- EXERCISE BRIEF -
Copy all entries without alteration and skip the pictures they hold.

- DATA SHOWN -
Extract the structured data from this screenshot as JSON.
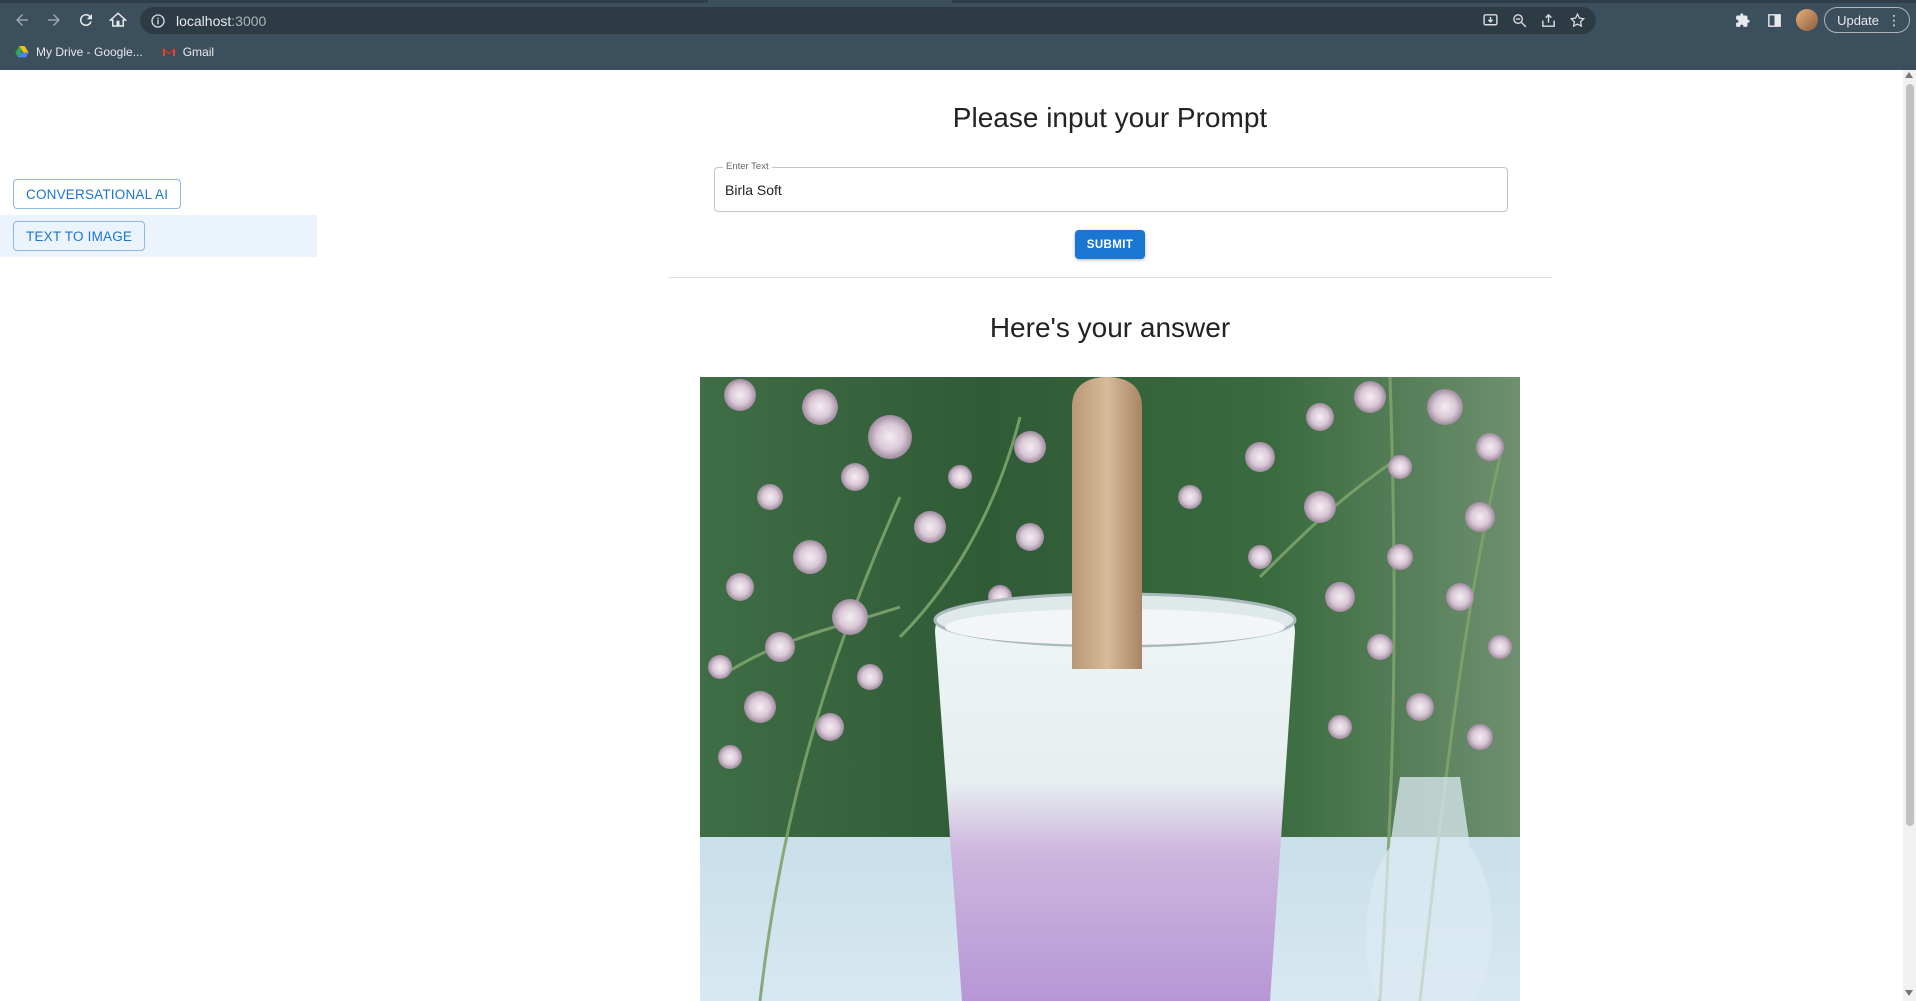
{
  "browser": {
    "url_host": "localhost",
    "url_port": ":3000",
    "update_label": "Update",
    "bookmarks": [
      {
        "label": "My Drive - Google...",
        "icon": "google-drive-icon"
      },
      {
        "label": "Gmail",
        "icon": "gmail-icon"
      }
    ]
  },
  "sidebar": {
    "items": [
      {
        "label": "CONVERSATIONAL AI",
        "selected": false
      },
      {
        "label": "TEXT TO IMAGE",
        "selected": true
      }
    ]
  },
  "main": {
    "prompt_title": "Please input your Prompt",
    "input_label": "Enter Text",
    "input_value": "Birla Soft",
    "submit_label": "SUBMIT",
    "answer_title": "Here's your answer"
  },
  "colors": {
    "primary": "#1976d2",
    "chrome_bg": "#3c4f5c",
    "selected_bg": "#ebf3fc"
  }
}
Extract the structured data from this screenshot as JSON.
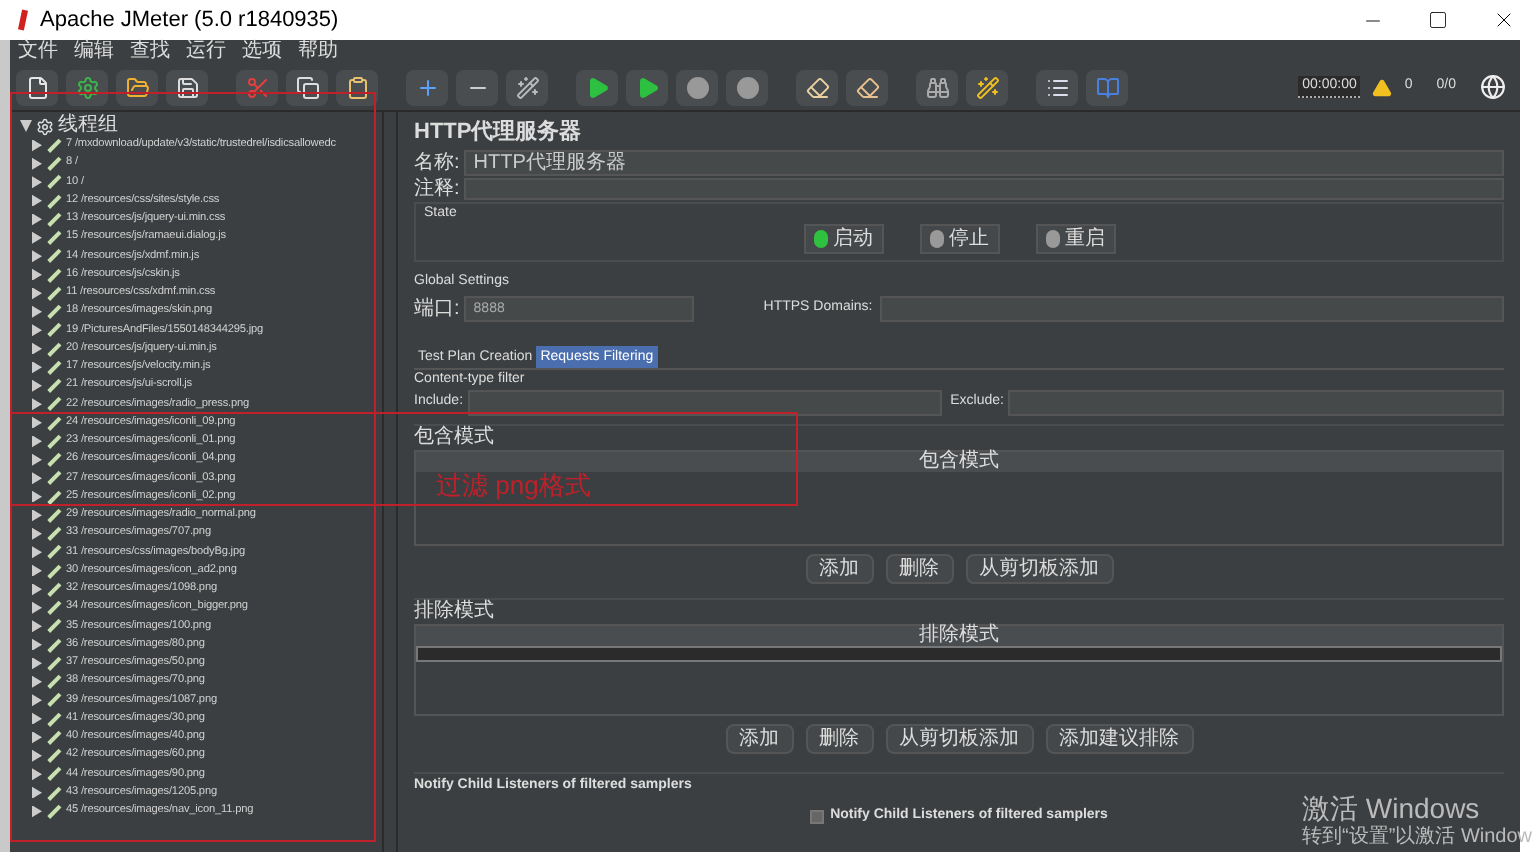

- WRITTEN SOLUTION -
Extract the structured data from this screenshot as JSON.
{
  "browser": {
    "url_host": "localhost",
    "url_port": ":3000",
    "update_label": "Update",
    "bookmarks": [
      {
        "label": "My Drive - Google...",
        "icon": "google-drive-icon"
      },
      {
        "label": "Gmail",
        "icon": "gmail-icon"
      }
    ]
  },
  "sidebar": {
    "items": [
      {
        "label": "CONVERSATIONAL AI",
        "selected": false
      },
      {
        "label": "TEXT TO IMAGE",
        "selected": true
      }
    ]
  },
  "main": {
    "prompt_title": "Please input your Prompt",
    "input_label": "Enter Text",
    "input_value": "Birla Soft",
    "submit_label": "SUBMIT",
    "answer_title": "Here's your answer"
  },
  "colors": {
    "primary": "#1976d2",
    "chrome_bg": "#3c4f5c",
    "selected_bg": "#ebf3fc"
  }
}
Extract the structured data from this screenshot as JSON.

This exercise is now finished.